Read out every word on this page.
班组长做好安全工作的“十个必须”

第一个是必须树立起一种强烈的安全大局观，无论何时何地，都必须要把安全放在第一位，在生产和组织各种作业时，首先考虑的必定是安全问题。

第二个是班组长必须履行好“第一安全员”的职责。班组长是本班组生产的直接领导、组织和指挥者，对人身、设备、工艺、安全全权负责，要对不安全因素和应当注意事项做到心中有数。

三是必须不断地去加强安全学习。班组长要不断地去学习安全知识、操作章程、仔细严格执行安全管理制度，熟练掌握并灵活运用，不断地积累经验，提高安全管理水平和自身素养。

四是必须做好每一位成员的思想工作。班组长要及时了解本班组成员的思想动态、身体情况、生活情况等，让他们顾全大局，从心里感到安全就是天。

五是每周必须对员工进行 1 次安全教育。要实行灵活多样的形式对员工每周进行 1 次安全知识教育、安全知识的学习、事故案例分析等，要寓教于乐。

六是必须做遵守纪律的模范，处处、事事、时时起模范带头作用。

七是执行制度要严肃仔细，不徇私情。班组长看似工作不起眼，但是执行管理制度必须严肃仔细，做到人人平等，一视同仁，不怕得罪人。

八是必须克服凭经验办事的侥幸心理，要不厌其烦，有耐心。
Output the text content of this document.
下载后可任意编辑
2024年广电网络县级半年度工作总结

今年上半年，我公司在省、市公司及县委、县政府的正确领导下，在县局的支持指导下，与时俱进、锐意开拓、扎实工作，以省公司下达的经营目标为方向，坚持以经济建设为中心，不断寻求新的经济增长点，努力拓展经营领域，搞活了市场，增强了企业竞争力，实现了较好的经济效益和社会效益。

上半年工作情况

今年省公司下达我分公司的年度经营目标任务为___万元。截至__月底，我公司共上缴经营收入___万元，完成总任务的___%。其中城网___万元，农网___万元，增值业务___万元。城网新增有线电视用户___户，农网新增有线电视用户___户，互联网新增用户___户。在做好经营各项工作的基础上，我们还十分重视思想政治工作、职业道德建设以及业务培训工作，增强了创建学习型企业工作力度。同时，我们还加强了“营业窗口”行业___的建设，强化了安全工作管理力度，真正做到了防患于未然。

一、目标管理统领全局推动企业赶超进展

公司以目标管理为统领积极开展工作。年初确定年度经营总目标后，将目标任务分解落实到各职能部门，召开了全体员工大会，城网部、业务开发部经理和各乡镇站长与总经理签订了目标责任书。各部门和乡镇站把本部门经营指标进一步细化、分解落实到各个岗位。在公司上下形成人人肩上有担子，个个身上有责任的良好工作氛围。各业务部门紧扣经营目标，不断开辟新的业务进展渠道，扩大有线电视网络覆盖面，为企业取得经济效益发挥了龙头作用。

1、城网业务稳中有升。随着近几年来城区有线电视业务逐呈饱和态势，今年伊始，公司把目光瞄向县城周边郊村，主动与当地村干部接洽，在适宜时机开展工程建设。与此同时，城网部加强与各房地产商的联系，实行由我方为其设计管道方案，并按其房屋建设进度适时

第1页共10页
────
WHAT YOU WILL DO: Extract all of the material exactly as it is written.

RESULT FOR THIS TASK:
Read out every word on this page.
班组长做好安全工作的“十个必须”

第一个是必须树立起一种强烈的安全大局观，无论何时何地，都必须要把安全放在第一位，在生产和组织各种作业时，首先考虑的必定是安全问题。

第二个是班组长必须履行好“第一安全员”的职责。班组长是本班组生产的直接领导、组织和指挥者，对人身、设备、工艺、安全全权负责，要对不安全因素和应当注意事项做到心中有数。

三是必须不断地去加强安全学习。班组长要不断地去学习安全知识、操作章程、仔细严格执行安全管理制度，熟练掌握并灵活运用，不断地积累经验，提高安全管理水平和自身素养。

四是必须做好每一位成员的思想工作。班组长要及时了解本班组成员的思想动态、身体情况、生活情况等，让他们顾全大局，从心里感到安全就是天。

五是每周必须对员工进行 1 次安全教育。要实行灵活多样的形式对员工每周进行 1 次安全知识教育、安全知识的学习、事故案例分析等，要寓教于乐。

六是必须做遵守纪律的模范，处处、事事、时时起模范带头作用。

七是执行制度要严肃仔细，不徇私情。班组长看似工作不起眼，但是执行管理制度必须严肃仔细，做到人人平等，一视同仁，不怕得罪人。

八是必须克服凭经验办事的侥幸心理，要不厌其烦，有耐心。
Output the text content of this document.
下载后可任意编辑
2024年广电网络县级半年度工作总结

今年上半年，我公司在省、市公司及县委、县政府的正确领导下，在县局的支持指导下，与时俱进、锐意开拓、扎实工作，以省公司下达的经营目标为方向，坚持以经济建设为中心，不断寻求新的经济增长点，努力拓展经营领域，搞活了市场，增强了企业竞争力，实现了较好的经济效益和社会效益。

上半年工作情况

今年省公司下达我分公司的年度经营目标任务为___万元。截至__月底，我公司共上缴经营收入___万元，完成总任务的___%。其中城网___万元，农网___万元，增值业务___万元。城网新增有线电视用户___户，农网新增有线电视用户___户，互联网新增用户___户。在做好经营各项工作的基础上，我们还十分重视思想政治工作、职业道德建设以及业务培训工作，增强了创建学习型企业工作力度。同时，我们还加强了“营业窗口”行业___的建设，强化了安全工作管理力度，真正做到了防患于未然。

一、目标管理统领全局推动企业赶超进展

公司以目标管理为统领积极开展工作。年初确定年度经营总目标后，将目标任务分解落实到各职能部门，召开了全体员工大会，城网部、业务开发部经理和各乡镇站长与总经理签订了目标责任书。各部门和乡镇站把本部门经营指标进一步细化、分解落实到各个岗位。在公司上下形成人人肩上有担子，个个身上有责任的良好工作氛围。各业务部门紧扣经营目标，不断开辟新的业务进展渠道，扩大有线电视网络覆盖面，为企业取得经济效益发挥了龙头作用。

1、城网业务稳中有升。随着近几年来城区有线电视业务逐呈饱和态势，今年伊始，公司把目光瞄向县城周边郊村，主动与当地村干部接洽，在适宜时机开展工程建设。与此同时，城网部加强与各房地产商的联系，实行由我方为其设计管道方案，并按其房屋建设进度适时

第1页共10页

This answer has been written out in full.